Given exercise: Arrange the lines from the start of the material through the line containing "- measure-text: 加强项目管理，县农业农村局建立按月: [333, 422, 702, 445]" as a Markdown table with the columns "Row" and "Line", skipping any blank lines.

==== Rows

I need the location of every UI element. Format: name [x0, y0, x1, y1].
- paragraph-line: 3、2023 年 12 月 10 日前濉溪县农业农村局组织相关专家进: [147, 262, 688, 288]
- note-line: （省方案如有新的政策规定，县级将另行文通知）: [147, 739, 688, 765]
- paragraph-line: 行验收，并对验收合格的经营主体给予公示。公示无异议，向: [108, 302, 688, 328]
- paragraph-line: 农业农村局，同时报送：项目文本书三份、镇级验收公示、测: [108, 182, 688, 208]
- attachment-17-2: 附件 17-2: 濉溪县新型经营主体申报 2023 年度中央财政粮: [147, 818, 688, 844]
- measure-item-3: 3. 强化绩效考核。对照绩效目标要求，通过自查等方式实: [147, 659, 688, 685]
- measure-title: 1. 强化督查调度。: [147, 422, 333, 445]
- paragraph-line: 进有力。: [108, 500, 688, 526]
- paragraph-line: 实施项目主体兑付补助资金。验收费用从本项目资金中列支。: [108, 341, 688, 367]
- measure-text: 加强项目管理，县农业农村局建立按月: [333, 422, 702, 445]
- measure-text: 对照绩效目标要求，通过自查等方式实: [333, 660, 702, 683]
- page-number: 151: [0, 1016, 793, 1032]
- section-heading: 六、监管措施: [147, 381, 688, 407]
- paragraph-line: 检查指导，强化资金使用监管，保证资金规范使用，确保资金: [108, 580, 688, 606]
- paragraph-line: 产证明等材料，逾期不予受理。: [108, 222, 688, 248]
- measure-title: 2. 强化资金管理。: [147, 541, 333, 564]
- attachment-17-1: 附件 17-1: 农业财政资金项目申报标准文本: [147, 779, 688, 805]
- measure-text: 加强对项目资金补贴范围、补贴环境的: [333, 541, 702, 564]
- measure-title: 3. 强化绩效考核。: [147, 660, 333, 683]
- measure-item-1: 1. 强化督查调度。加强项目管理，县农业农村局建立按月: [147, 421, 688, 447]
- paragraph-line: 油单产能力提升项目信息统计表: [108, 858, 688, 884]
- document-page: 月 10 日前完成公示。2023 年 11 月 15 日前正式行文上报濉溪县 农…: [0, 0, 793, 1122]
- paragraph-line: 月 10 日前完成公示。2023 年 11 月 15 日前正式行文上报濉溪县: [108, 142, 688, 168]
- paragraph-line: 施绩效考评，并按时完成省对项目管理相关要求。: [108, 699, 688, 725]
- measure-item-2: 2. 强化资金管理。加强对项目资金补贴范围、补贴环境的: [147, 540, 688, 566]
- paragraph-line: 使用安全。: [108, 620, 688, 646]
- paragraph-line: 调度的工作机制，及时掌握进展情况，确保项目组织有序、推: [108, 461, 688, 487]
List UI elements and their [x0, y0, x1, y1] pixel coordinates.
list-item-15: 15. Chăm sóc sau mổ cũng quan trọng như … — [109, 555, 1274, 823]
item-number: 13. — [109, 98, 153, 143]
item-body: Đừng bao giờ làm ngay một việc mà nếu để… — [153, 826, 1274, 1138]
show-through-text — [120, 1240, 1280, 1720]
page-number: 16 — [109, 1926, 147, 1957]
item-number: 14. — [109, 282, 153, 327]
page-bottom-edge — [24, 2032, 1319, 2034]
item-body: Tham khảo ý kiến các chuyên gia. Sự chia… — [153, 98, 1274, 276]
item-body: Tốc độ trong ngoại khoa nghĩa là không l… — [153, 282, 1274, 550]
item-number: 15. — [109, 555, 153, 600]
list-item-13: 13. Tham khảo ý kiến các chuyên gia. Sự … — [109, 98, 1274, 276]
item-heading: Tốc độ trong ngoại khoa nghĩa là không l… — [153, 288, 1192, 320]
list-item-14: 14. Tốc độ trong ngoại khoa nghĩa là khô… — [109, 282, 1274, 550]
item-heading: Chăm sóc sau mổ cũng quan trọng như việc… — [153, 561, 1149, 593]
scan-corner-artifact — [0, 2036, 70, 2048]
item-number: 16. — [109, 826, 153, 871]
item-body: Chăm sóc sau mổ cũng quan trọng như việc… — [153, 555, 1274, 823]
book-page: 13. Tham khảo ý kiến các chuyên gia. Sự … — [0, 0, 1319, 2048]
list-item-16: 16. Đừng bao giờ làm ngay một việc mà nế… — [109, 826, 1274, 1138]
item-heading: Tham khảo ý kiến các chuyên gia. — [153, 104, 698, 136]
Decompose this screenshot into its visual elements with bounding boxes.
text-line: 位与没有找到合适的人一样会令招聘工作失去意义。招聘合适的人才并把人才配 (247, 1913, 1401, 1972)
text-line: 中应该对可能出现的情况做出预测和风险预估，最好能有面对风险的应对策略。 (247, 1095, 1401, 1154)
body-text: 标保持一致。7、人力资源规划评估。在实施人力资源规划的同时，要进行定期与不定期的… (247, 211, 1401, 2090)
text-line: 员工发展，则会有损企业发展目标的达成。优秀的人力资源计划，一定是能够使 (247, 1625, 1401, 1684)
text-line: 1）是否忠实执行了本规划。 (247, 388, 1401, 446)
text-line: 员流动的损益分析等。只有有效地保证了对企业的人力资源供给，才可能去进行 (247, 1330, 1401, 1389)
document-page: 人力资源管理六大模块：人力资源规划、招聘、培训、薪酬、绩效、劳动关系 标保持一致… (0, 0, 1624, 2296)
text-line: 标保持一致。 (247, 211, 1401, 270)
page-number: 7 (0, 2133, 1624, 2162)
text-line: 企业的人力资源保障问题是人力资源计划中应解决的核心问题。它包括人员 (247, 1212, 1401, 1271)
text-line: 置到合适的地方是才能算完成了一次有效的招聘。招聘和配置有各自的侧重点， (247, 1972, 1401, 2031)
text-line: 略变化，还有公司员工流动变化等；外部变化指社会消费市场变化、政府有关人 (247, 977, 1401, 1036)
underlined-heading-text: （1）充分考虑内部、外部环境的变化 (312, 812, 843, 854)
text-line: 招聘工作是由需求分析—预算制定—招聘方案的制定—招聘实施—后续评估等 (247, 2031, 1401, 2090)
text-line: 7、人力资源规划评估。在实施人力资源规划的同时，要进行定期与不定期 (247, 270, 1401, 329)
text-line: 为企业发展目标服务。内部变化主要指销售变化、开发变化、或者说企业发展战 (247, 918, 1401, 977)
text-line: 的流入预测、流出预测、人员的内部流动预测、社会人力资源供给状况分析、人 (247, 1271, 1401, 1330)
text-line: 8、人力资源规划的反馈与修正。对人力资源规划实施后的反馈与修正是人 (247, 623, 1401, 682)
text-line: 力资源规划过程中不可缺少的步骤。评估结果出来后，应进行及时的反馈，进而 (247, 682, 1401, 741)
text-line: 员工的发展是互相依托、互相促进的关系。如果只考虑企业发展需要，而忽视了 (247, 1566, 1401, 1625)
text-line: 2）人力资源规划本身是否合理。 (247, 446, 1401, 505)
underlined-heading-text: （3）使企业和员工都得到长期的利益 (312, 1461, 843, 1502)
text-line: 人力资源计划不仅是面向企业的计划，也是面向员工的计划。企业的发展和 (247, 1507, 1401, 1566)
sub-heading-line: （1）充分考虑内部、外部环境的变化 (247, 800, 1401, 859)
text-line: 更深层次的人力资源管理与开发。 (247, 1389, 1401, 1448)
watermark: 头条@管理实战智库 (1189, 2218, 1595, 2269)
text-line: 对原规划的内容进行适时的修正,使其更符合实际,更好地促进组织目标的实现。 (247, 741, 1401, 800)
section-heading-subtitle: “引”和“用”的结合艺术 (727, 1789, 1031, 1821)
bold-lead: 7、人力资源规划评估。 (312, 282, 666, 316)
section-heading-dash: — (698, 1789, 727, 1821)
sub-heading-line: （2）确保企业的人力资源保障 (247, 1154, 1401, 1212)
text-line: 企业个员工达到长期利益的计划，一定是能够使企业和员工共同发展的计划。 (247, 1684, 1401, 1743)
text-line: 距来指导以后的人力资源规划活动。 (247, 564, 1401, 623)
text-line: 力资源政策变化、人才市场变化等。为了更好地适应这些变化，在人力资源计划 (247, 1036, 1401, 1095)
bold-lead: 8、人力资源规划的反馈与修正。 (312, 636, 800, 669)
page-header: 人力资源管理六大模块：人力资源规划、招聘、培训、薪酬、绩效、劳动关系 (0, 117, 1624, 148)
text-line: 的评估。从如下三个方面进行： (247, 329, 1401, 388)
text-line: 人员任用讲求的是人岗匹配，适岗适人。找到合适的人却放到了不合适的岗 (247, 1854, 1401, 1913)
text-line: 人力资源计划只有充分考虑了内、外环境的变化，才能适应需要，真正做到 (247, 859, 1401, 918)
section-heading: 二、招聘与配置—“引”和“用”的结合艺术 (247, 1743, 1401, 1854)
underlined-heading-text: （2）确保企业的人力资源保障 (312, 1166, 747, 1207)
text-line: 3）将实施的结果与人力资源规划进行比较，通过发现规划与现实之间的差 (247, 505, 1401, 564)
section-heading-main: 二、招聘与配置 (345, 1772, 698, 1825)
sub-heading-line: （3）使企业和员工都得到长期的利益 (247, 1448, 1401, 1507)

========

Reply to the task:
| Row | Line |
|---|---|
| 1 | I need the location of every UI element. Format: name [x0, y0, x1, y1]. |
| 2 | - paragraph-line: 3、2023 年 12 月 10 日前濉溪县农业农村局组织相关专家进: [147, 262, 688, 288] |
| 3 | - note-line: （省方案如有新的政策规定，县级将另行文通知）: [147, 739, 688, 765] |
| 4 | - paragraph-line: 行验收，并对验收合格的经营主体给予公示。公示无异议，向: [108, 302, 688, 328] |
| 5 | - paragraph-line: 农业农村局，同时报送：项目文本书三份、镇级验收公示、测: [108, 182, 688, 208] |
| 6 | - attachment-17-2: 附件 17-2: 濉溪县新型经营主体申报 2023 年度中央财政粮: [147, 818, 688, 844] |
| 7 | - measure-item-3: 3. 强化绩效考核。对照绩效目标要求，通过自查等方式实: [147, 659, 688, 685] |
| 8 | - measure-title: 1. 强化督查调度。: [147, 422, 333, 445] |
| 9 | - paragraph-line: 进有力。: [108, 500, 688, 526] |
| 10 | - paragraph-line: 实施项目主体兑付补助资金。验收费用从本项目资金中列支。: [108, 341, 688, 367] |
| 11 | - measure-text: 加强项目管理，县农业农村局建立按月: [333, 422, 702, 445] |